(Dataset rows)

※

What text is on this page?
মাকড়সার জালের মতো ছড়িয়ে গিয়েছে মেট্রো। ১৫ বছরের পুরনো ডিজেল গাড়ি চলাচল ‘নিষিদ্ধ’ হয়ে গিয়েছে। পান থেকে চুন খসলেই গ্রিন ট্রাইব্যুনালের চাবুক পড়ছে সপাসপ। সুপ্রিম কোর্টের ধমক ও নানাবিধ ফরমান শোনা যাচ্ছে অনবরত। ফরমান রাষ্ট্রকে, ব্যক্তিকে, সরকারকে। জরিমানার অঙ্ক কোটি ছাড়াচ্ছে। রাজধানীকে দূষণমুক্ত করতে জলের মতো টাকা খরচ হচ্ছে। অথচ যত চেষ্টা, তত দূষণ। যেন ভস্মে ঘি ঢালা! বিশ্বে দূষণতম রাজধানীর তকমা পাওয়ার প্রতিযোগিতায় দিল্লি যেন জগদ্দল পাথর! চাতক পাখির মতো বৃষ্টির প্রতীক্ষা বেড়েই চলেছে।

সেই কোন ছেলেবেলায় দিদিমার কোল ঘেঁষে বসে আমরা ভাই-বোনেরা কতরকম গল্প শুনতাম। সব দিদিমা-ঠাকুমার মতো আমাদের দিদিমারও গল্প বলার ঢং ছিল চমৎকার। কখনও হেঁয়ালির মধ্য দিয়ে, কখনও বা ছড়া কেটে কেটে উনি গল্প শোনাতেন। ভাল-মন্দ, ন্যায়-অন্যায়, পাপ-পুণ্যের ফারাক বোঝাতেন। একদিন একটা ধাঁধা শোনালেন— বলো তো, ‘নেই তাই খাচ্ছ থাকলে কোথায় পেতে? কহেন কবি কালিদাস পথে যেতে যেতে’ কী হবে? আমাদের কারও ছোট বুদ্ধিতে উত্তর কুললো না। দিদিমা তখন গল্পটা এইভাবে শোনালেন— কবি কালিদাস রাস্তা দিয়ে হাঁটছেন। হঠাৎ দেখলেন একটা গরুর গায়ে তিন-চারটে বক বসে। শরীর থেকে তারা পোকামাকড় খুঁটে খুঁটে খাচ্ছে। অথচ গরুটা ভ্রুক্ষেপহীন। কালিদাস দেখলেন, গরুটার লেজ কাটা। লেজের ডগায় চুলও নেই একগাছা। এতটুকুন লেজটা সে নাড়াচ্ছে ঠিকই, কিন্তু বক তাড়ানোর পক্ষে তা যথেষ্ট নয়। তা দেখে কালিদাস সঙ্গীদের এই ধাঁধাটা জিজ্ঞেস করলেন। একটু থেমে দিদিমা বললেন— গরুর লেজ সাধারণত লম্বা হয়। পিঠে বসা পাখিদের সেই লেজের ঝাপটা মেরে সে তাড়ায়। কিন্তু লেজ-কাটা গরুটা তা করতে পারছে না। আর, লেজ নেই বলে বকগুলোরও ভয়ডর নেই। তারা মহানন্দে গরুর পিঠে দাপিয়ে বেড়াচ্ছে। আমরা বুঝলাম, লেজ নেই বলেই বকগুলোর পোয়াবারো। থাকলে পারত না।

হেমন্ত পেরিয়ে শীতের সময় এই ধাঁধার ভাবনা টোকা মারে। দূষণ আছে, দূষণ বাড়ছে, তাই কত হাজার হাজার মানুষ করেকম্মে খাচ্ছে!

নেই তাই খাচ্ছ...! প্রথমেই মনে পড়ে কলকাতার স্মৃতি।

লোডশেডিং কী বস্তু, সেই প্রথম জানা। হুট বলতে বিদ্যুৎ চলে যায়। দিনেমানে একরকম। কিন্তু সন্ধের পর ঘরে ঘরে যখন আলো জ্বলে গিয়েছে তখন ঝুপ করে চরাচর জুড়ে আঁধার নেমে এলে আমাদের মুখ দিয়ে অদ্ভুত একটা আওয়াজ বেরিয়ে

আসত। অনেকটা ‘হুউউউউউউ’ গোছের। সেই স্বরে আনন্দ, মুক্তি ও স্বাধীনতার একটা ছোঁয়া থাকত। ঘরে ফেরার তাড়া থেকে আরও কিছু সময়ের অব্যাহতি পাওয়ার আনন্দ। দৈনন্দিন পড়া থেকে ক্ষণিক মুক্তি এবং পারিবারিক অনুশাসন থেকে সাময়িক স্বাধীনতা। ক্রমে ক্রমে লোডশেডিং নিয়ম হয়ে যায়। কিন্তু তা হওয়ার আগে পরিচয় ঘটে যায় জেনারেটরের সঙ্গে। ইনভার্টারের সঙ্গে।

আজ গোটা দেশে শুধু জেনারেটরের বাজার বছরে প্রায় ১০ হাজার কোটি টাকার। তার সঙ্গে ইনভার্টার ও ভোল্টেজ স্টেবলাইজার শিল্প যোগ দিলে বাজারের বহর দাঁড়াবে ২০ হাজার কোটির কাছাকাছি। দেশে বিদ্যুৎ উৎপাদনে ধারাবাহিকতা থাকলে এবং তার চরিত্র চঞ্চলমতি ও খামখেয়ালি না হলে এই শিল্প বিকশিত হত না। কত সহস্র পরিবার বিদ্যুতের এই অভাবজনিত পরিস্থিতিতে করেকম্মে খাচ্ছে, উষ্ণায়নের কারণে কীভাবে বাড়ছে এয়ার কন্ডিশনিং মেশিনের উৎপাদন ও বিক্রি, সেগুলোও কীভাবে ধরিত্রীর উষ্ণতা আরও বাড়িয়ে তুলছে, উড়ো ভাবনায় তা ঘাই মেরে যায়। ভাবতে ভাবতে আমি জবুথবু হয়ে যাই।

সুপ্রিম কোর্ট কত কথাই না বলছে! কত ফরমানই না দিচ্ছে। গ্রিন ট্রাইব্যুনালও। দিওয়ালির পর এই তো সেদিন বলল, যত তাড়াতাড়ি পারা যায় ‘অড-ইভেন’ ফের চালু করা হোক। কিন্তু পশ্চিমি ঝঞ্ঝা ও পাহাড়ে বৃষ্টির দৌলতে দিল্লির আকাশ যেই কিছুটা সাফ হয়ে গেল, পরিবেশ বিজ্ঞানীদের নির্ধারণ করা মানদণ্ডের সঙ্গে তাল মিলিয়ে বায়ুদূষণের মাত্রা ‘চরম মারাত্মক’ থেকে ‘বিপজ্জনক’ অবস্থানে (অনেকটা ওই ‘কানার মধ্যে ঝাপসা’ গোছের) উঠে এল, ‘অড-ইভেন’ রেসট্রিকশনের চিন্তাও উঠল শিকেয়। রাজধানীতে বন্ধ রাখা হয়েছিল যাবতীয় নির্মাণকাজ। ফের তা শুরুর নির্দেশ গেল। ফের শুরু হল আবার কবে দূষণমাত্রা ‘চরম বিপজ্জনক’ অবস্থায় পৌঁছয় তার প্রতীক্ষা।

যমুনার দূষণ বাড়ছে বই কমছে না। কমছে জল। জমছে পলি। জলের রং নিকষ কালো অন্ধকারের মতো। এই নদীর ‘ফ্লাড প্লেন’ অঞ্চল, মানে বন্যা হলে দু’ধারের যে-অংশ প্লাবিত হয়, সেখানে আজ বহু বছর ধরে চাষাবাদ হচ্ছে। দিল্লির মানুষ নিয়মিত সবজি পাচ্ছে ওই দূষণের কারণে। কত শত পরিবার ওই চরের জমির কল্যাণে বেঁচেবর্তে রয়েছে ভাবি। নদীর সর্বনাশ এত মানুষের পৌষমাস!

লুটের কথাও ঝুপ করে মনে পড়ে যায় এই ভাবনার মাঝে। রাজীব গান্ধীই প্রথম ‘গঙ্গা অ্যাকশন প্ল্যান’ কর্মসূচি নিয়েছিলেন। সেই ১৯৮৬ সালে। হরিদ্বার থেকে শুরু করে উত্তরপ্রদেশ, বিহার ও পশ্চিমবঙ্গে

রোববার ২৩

※

Problem statement:
From the listing above, extract all records word for word.

Right answer:
What text is on this page?
মাকড়সার জালের মতো ছড়িয়ে গিয়েছে মেট্রো। ১৫ বছরের পুরনো ডিজেল গাড়ি চলাচল ‘নিষিদ্ধ’ হয়ে গিয়েছে। পান থেকে চুন খসলেই গ্রিন ট্রাইব্যুনালের চাবুক পড়ছে সপাসপ। সুপ্রিম কোর্টের ধমক ও নানাবিধ ফরমান শোনা যাচ্ছে অনবরত। ফরমান রাষ্ট্রকে, ব্যক্তিকে, সরকারকে। জরিমানার অঙ্ক কোটি ছাড়াচ্ছে। রাজধানীকে দূষণমুক্ত করতে জলের মতো টাকা খরচ হচ্ছে। অথচ যত চেষ্টা, তত দূষণ। যেন ভস্মে ঘি ঢালা! বিশ্বে দূষণতম রাজধানীর তকমা পাওয়ার প্রতিযোগিতায় দিল্লি যেন জগদ্দল পাথর! চাতক পাখির মতো বৃষ্টির প্রতীক্ষা বেড়েই চলেছে।

সেই কোন ছেলেবেলায় দিদিমার কোল ঘেঁষে বসে আমরা ভাই-বোনেরা কতরকম গল্প শুনতাম। সব দিদিমা-ঠাকুমার মতো আমাদের দিদিমারও গল্প বলার ঢং ছিল চমৎকার। কখনও হেঁয়ালির মধ্য দিয়ে, কখনও বা ছড়া কেটে কেটে উনি গল্প শোনাতেন। ভাল-মন্দ, ন্যায়-অন্যায়, পাপ-পুণ্যের ফারাক বোঝাতেন। একদিন একটা ধাঁধা শোনালেন— বলো তো, ‘নেই তাই খাচ্ছ থাকলে কোথায় পেতে? কহেন কবি কালিদাস পথে যেতে যেতে’ কী হবে? আমাদের কারও ছোট বুদ্ধিতে উত্তর কুললো না। দিদিমা তখন গল্পটা এইভাবে শোনালেন— কবি কালিদাস রাস্তা দিয়ে হাঁটছেন। হঠাৎ দেখলেন একটা গরুর গায়ে তিন-চারটে বক বসে। শরীর থেকে তারা পোকামাকড় খুঁটে খুঁটে খাচ্ছে। অথচ গরুটা ভ্রুক্ষেপহীন। কালিদাস দেখলেন, গরুটার লেজ কাটা। লেজের ডগায় চুলও নেই একগাছা। এতটুকুন লেজটা সে নাড়াচ্ছে ঠিকই, কিন্তু বক তাড়ানোর পক্ষে তা যথেষ্ট নয়। তা দেখে কালিদাস সঙ্গীদের এই ধাঁধাটা জিজ্ঞেস করলেন। একটু থেমে দিদিমা বললেন— গরুর লেজ সাধারণত লম্বা হয়। পিঠে বসা পাখিদের সেই লেজের ঝাপটা মেরে সে তাড়ায়। কিন্তু লেজ-কাটা গরুটা তা করতে পারছে না। আর, লেজ নেই বলে বকগুলোরও ভয়ডর নেই। তারা মহানন্দে গরুর পিঠে দাপিয়ে বেড়াচ্ছে। আমরা বুঝলাম, লেজ নেই বলেই বকগুলোর পোয়াবারো। থাকলে পারত না।

হেমন্ত পেরিয়ে শীতের সময় এই ধাঁধার ভাবনা টোকা মারে। দূষণ আছে, দূষণ বাড়ছে, তাই কত হাজার হাজার মানুষ করেকম্মে খাচ্ছে!

নেই তাই খাচ্ছ...! প্রথমেই মনে পড়ে কলকাতার স্মৃতি।

লোডশেডিং কী বস্তু, সেই প্রথম জানা। হুট বলতে বিদ্যুৎ চলে যায়। দিনেমানে একরকম। কিন্তু সন্ধের পর ঘরে ঘরে যখন আলো জ্বলে গিয়েছে তখন ঝুপ করে চরাচর জুড়ে আঁধার নেমে এলে আমাদের মুখ দিয়ে অদ্ভুত একটা আওয়াজ বেরিয়ে

আসত। অনেকটা ‘হুউউউউউউ’ গোছের। সেই স্বরে আনন্দ, মুক্তি ও স্বাধীনতার একটা ছোঁয়া থাকত। ঘরে ফেরার তাড়া থেকে আরও কিছু সময়ের অব্যাহতি পাওয়ার আনন্দ। দৈনন্দিন পড়া থেকে ক্ষণিক মুক্তি এবং পারিবারিক অনুশাসন থেকে সাময়িক স্বাধীনতা। ক্রমে ক্রমে লোডশেডিং নিয়ম হয়ে যায়। কিন্তু তা হওয়ার আগে পরিচয় ঘটে যায় জেনারেটরের সঙ্গে। ইনভার্টারের সঙ্গে।

আজ গোটা দেশে শুধু জেনারেটরের বাজার বছরে প্রায় ১০ হাজার কোটি টাকার। তার সঙ্গে ইনভার্টার ও ভোল্টেজ স্টেবলাইজার শিল্প যোগ দিলে বাজারের বহর দাঁড়াবে ২০ হাজার কোটির কাছাকাছি। দেশে বিদ্যুৎ উৎপাদনে ধারাবাহিকতা থাকলে এবং তার চরিত্র চঞ্চলমতি ও খামখেয়ালি না হলে এই শিল্প বিকশিত হত না। কত সহস্র পরিবার বিদ্যুতের এই অভাবজনিত পরিস্থিতিতে করেকম্মে খাচ্ছে, উষ্ণায়নের কারণে কীভাবে বাড়ছে এয়ার কন্ডিশনিং মেশিনের উৎপাদন ও বিক্রি, সেগুলোও কীভাবে ধরিত্রীর উষ্ণতা আরও বাড়িয়ে তুলছে, উড়ো ভাবনায় তা ঘাই মেরে যায়। ভাবতে ভাবতে আমি জবুথবু হয়ে যাই।

সুপ্রিম কোর্ট কত কথাই না বলছে! কত ফরমানই না দিচ্ছে। গ্রিন ট্রাইব্যুনালও। দিওয়ালির পর এই তো সেদিন বলল, যত তাড়াতাড়ি পারা যায় ‘অড-ইভেন’ ফের চালু করা হোক। কিন্তু পশ্চিমি ঝঞ্ঝা ও পাহাড়ে বৃষ্টির দৌলতে দিল্লির আকাশ যেই কিছুটা সাফ হয়ে গেল, পরিবেশ বিজ্ঞানীদের নির্ধারণ করা মানদণ্ডের সঙ্গে তাল মিলিয়ে বায়ুদূষণের মাত্রা ‘চরম মারাত্মক’ থেকে ‘বিপজ্জনক’ অবস্থানে (অনেকটা ওই ‘কানার মধ্যে ঝাপসা’ গোছের) উঠে এল, ‘অড-ইভেন’ রেসট্রিকশনের চিন্তাও উঠল শিকেয়। রাজধানীতে বন্ধ রাখা হয়েছিল যাবতীয় নির্মাণকাজ। ফের তা শুরুর নির্দেশ গেল। ফের শুরু হল আবার কবে দূষণমাত্রা ‘চরম বিপজ্জনক’ অবস্থায় পৌঁছয় তার প্রতীক্ষা।

যমুনার দূষণ বাড়ছে বই কমছে না। কমছে জল। জমছে পলি। জলের রং নিকষ কালো অন্ধকারের মতো। এই নদীর ‘ফ্লাড প্লেন’ অঞ্চল, মানে বন্যা হলে দু’ধারের যে-অংশ প্লাবিত হয়, সেখানে আজ বহু বছর ধরে চাষাবাদ হচ্ছে। দিল্লির মানুষ নিয়মিত সবজি পাচ্ছে ওই দূষণের কারণে। কত শত পরিবার ওই চরের জমির কল্যাণে বেঁচেবর্তে রয়েছে ভাবি। নদীর সর্বনাশ এত মানুষের পৌষমাস!

লুটের কথাও ঝুপ করে মনে পড়ে যায় এই ভাবনার মাঝে। রাজীব গান্ধীই প্রথম ‘গঙ্গা অ্যাকশন প্ল্যান’ কর্মসূচি নিয়েছিলেন। সেই ১৯৮৬ সালে। হরিদ্বার থেকে শুরু করে উত্তরপ্রদেশ, বিহার ও পশ্চিমবঙ্গে

রোববার ২৩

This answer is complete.